EXERCISE OBJECTIVE –
Return the material exactly as supplied, apart from the pictures, which are omitted.

[Data tied to figure images]
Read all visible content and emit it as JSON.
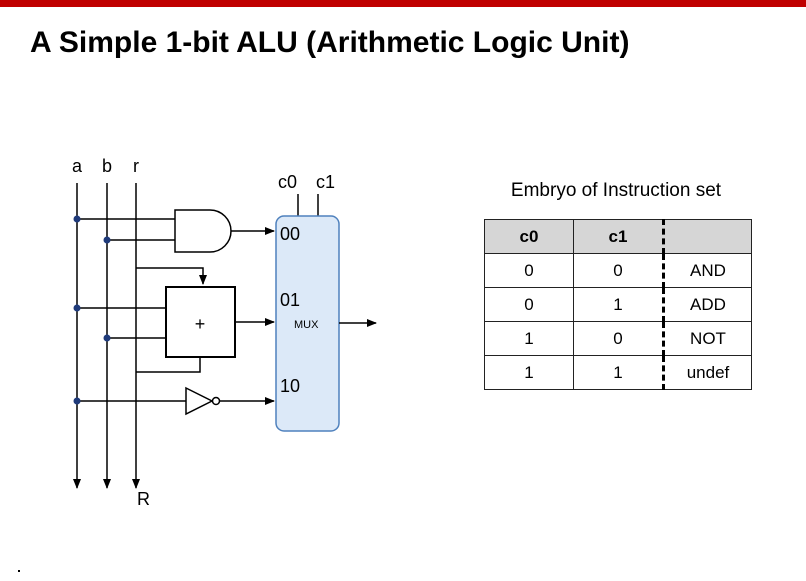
{
  "slide": {
    "title": "A Simple 1-bit ALU (Arithmetic Logic Unit)"
  },
  "circuit": {
    "inputs": {
      "a": "a",
      "b": "b",
      "r": "r"
    },
    "output_label": "R",
    "controls": {
      "c0": "c0",
      "c1": "c1"
    },
    "mux": {
      "label": "MUX",
      "port_00": "00",
      "port_01": "01",
      "port_10": "10"
    },
    "adder_label": "+",
    "mux_fill": "#dce9f8",
    "mux_stroke": "#4f81bd",
    "node_color": "#1f3a7a"
  },
  "instruction_table": {
    "caption": "Embryo of Instruction set",
    "headers": {
      "c0": "c0",
      "c1": "c1",
      "op": ""
    },
    "rows": [
      {
        "c0": "0",
        "c1": "0",
        "op": "AND"
      },
      {
        "c0": "0",
        "c1": "1",
        "op": "ADD"
      },
      {
        "c0": "1",
        "c1": "0",
        "op": "NOT"
      },
      {
        "c0": "1",
        "c1": "1",
        "op": "undef"
      }
    ]
  }
}
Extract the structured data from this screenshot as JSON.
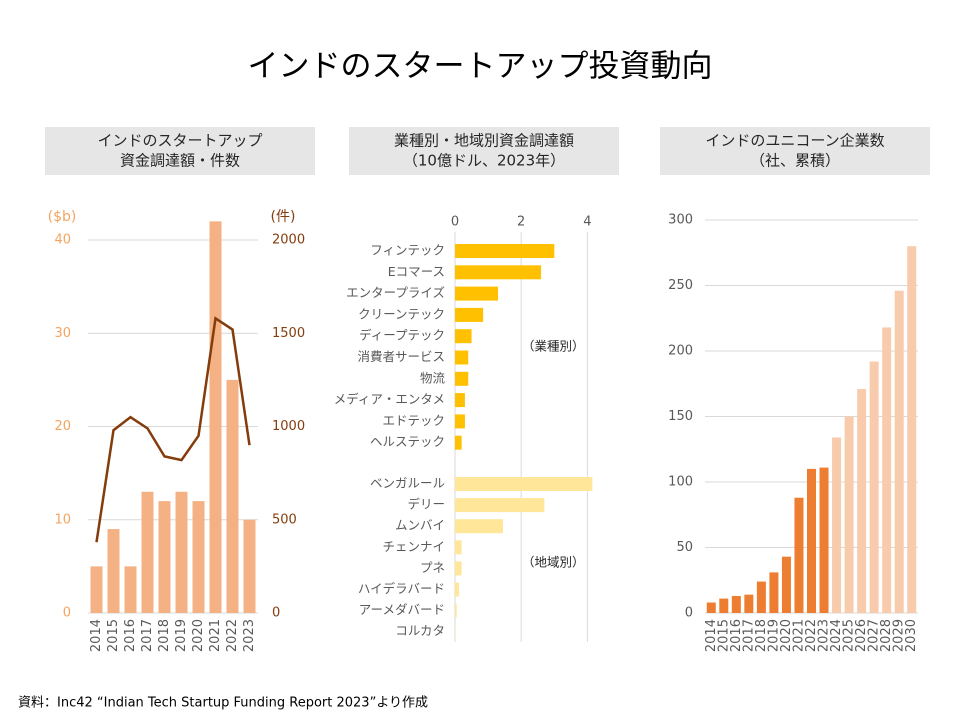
{
  "title": "インドのスタートアップ投資動向",
  "source": "資料：Inc42 “Indian Tech Startup Funding Report 2023”より作成",
  "chart_data": [
    {
      "type": "bar_line",
      "title": [
        "インドのスタートアップ",
        "資金調達額・件数"
      ],
      "ylabel": "($b)",
      "y2label": "(件)",
      "categories": [
        "2014",
        "2015",
        "2016",
        "2017",
        "2018",
        "2019",
        "2020",
        "2021",
        "2022",
        "2023"
      ],
      "series": [
        {
          "color": "#f4b183",
          "values": [
            5,
            9,
            5,
            13,
            12,
            13,
            12,
            42,
            25,
            10
          ]
        },
        {
          "color": "#843c0c",
          "axis": "y2",
          "values": [
            380,
            980,
            1050,
            990,
            840,
            820,
            950,
            1580,
            1520,
            900
          ]
        }
      ],
      "ylim": [
        0,
        40
      ],
      "yticks": [
        0,
        10,
        20,
        30,
        40
      ],
      "y2lim": [
        0,
        2000
      ],
      "y2ticks": [
        0,
        500,
        1000,
        1500,
        2000
      ],
      "ycolor": "#f4a460",
      "y2color": "#843c0c",
      "grid": true
    },
    {
      "type": "hbar",
      "title": [
        "業種別・地域別資金調達額",
        "（10億ドル、2023年）"
      ],
      "xlim": [
        0,
        4.2
      ],
      "xticks": [
        0,
        2,
        4
      ],
      "grid": true,
      "groups": [
        {
          "label": "（業種別）",
          "color": "#ffc000",
          "categories": [
            "フィンテック",
            "Eコマース",
            "エンタープライズ",
            "クリーンテック",
            "ディープテック",
            "消費者サービス",
            "物流",
            "メディア・エンタメ",
            "エドテック",
            "ヘルステック"
          ],
          "values": [
            3.0,
            2.6,
            1.3,
            0.85,
            0.5,
            0.4,
            0.4,
            0.3,
            0.3,
            0.2
          ]
        },
        {
          "label": "（地域別）",
          "color": "#ffe699",
          "categories": [
            "ベンガルール",
            "デリー",
            "ムンバイ",
            "チェンナイ",
            "プネ",
            "ハイデラバード",
            "アーメダバード",
            "コルカタ"
          ],
          "values": [
            4.15,
            2.7,
            1.45,
            0.2,
            0.2,
            0.12,
            0.05,
            0.01
          ]
        }
      ]
    },
    {
      "type": "bar",
      "title": [
        "インドのユニコーン企業数",
        "（社、累積）"
      ],
      "categories": [
        "2014",
        "2015",
        "2016",
        "2017",
        "2018",
        "2019",
        "2020",
        "2021",
        "2022",
        "2023",
        "2024",
        "2025",
        "2026",
        "2027",
        "2028",
        "2029",
        "2030"
      ],
      "values": [
        8,
        11,
        13,
        14,
        24,
        31,
        43,
        88,
        110,
        111,
        134,
        150,
        171,
        192,
        218,
        246,
        280
      ],
      "colors": [
        "#ed7d31",
        "#ed7d31",
        "#ed7d31",
        "#ed7d31",
        "#ed7d31",
        "#ed7d31",
        "#ed7d31",
        "#ed7d31",
        "#ed7d31",
        "#ed7d31",
        "#f8cbad",
        "#f8cbad",
        "#f8cbad",
        "#f8cbad",
        "#f8cbad",
        "#f8cbad",
        "#f8cbad"
      ],
      "ylim": [
        0,
        300
      ],
      "yticks": [
        0,
        50,
        100,
        150,
        200,
        250,
        300
      ],
      "grid": true
    }
  ]
}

RESPONSE TO THE TASK –
Read all visible content and emit it as JSON.
{
  "slide": {
    "title": "A Simple 1-bit ALU (Arithmetic Logic Unit)"
  },
  "circuit": {
    "inputs": {
      "a": "a",
      "b": "b",
      "r": "r"
    },
    "output_label": "R",
    "controls": {
      "c0": "c0",
      "c1": "c1"
    },
    "mux": {
      "label": "MUX",
      "port_00": "00",
      "port_01": "01",
      "port_10": "10"
    },
    "adder_label": "+",
    "mux_fill": "#dce9f8",
    "mux_stroke": "#4f81bd",
    "node_color": "#1f3a7a"
  },
  "instruction_table": {
    "caption": "Embryo of Instruction set",
    "headers": {
      "c0": "c0",
      "c1": "c1",
      "op": ""
    },
    "rows": [
      {
        "c0": "0",
        "c1": "0",
        "op": "AND"
      },
      {
        "c0": "0",
        "c1": "1",
        "op": "ADD"
      },
      {
        "c0": "1",
        "c1": "0",
        "op": "NOT"
      },
      {
        "c0": "1",
        "c1": "1",
        "op": "undef"
      }
    ]
  }
}
Extract the structured data from this screenshot as JSON.
{
  "title": "インドのスタートアップ投資動向",
  "source": "資料：Inc42 “Indian Tech Startup Funding Report 2023”より作成",
  "chart_data": [
    {
      "type": "bar_line",
      "title": [
        "インドのスタートアップ",
        "資金調達額・件数"
      ],
      "ylabel": "($b)",
      "y2label": "(件)",
      "categories": [
        "2014",
        "2015",
        "2016",
        "2017",
        "2018",
        "2019",
        "2020",
        "2021",
        "2022",
        "2023"
      ],
      "series": [
        {
          "color": "#f4b183",
          "values": [
            5,
            9,
            5,
            13,
            12,
            13,
            12,
            42,
            25,
            10
          ]
        },
        {
          "color": "#843c0c",
          "axis": "y2",
          "values": [
            380,
            980,
            1050,
            990,
            840,
            820,
            950,
            1580,
            1520,
            900
          ]
        }
      ],
      "ylim": [
        0,
        40
      ],
      "yticks": [
        0,
        10,
        20,
        30,
        40
      ],
      "y2lim": [
        0,
        2000
      ],
      "y2ticks": [
        0,
        500,
        1000,
        1500,
        2000
      ],
      "ycolor": "#f4a460",
      "y2color": "#843c0c",
      "grid": true
    },
    {
      "type": "hbar",
      "title": [
        "業種別・地域別資金調達額",
        "（10億ドル、2023年）"
      ],
      "xlim": [
        0,
        4.2
      ],
      "xticks": [
        0,
        2,
        4
      ],
      "grid": true,
      "groups": [
        {
          "label": "（業種別）",
          "color": "#ffc000",
          "categories": [
            "フィンテック",
            "Eコマース",
            "エンタープライズ",
            "クリーンテック",
            "ディープテック",
            "消費者サービス",
            "物流",
            "メディア・エンタメ",
            "エドテック",
            "ヘルステック"
          ],
          "values": [
            3.0,
            2.6,
            1.3,
            0.85,
            0.5,
            0.4,
            0.4,
            0.3,
            0.3,
            0.2
          ]
        },
        {
          "label": "（地域別）",
          "color": "#ffe699",
          "categories": [
            "ベンガルール",
            "デリー",
            "ムンバイ",
            "チェンナイ",
            "プネ",
            "ハイデラバード",
            "アーメダバード",
            "コルカタ"
          ],
          "values": [
            4.15,
            2.7,
            1.45,
            0.2,
            0.2,
            0.12,
            0.05,
            0.01
          ]
        }
      ]
    },
    {
      "type": "bar",
      "title": [
        "インドのユニコーン企業数",
        "（社、累積）"
      ],
      "categories": [
        "2014",
        "2015",
        "2016",
        "2017",
        "2018",
        "2019",
        "2020",
        "2021",
        "2022",
        "2023",
        "2024",
        "2025",
        "2026",
        "2027",
        "2028",
        "2029",
        "2030"
      ],
      "values": [
        8,
        11,
        13,
        14,
        24,
        31,
        43,
        88,
        110,
        111,
        134,
        150,
        171,
        192,
        218,
        246,
        280
      ],
      "colors": [
        "#ed7d31",
        "#ed7d31",
        "#ed7d31",
        "#ed7d31",
        "#ed7d31",
        "#ed7d31",
        "#ed7d31",
        "#ed7d31",
        "#ed7d31",
        "#ed7d31",
        "#f8cbad",
        "#f8cbad",
        "#f8cbad",
        "#f8cbad",
        "#f8cbad",
        "#f8cbad",
        "#f8cbad"
      ],
      "ylim": [
        0,
        300
      ],
      "yticks": [
        0,
        50,
        100,
        150,
        200,
        250,
        300
      ],
      "grid": true
    }
  ]
}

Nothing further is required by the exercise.